Répondez, s'il vous plaît, aux questions suivantes d'après l'extrait à lire ci-dessous, en reprenant les lettres (a), (b), (c).
(a) De quel département vient le réserviste ?
(b) À quelle heure sa compagnie a-t-elle quitté ses tranchées pour attaquer le 29 octobre ?
(c) Jusqu'à quand est-il resté dans la tranchée vide ?

**EXTRAIT À LIRE**.
★ ★ ★ ★ ★ ★ ★

Cet après-midi, j’entends l’histoire d’un réserviste du Finistère, arrivé depuis deux jours. Elle ne manque pas de tragique dans sa simplicité :

« Ma compagnie a quitté ses tranchées pour faire une attaque jeudi dernier, 29 octobre, à neuf heures du soir. Elle a dû se retirer, brisée par les mitrailleuses. Je suis resté là avec une jambe cassée et l’autre traversée d’une balle, plus une balle dans le dos. — Resté seul ? — Non ; l’on était deux ; l’autre, je crois, il est mort. J’ai passé la nuit sur place, à trois ou quatre mètres d’une tranchée vide. Le lendemain, ma compagnie revient, et je me crois sauvé. Elle échoue encore ; la moitié des camarades sont blessés ou tués ; les Allemands prennent le reste. À cause des balles et des obus, je m’étais traîné dans la tranchée vide. C’était le vendredi matin ; j’y suis resté jusqu’à dimanche soir sans rien à boire ni à manger, et je ne pouvais pas me remuer, vu l’état de ma jambe.

★ ★ ★ ★ ★ ★ ★

**DONNÉES AFFICHÉES**.
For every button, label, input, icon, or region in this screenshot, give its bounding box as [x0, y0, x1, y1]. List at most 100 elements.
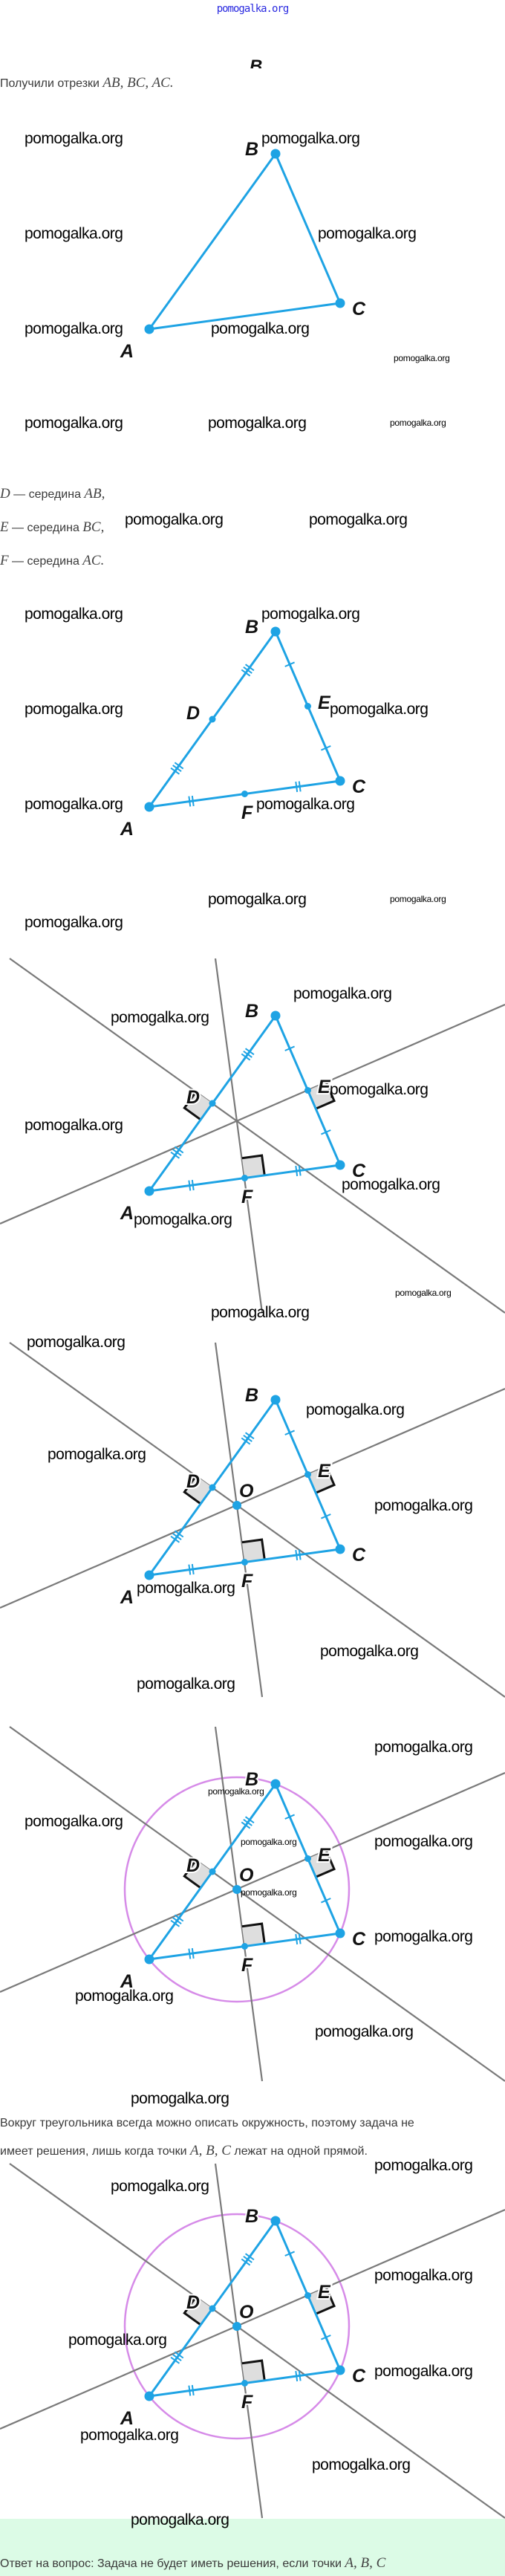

★ ★ ★ ★ ★ ★ ★

**RÉPONSE CI-DESSOUS**.
(a) Du Finistère.
(b) À neuf heures du soir.
(c) Jusqu'au dimanche soir.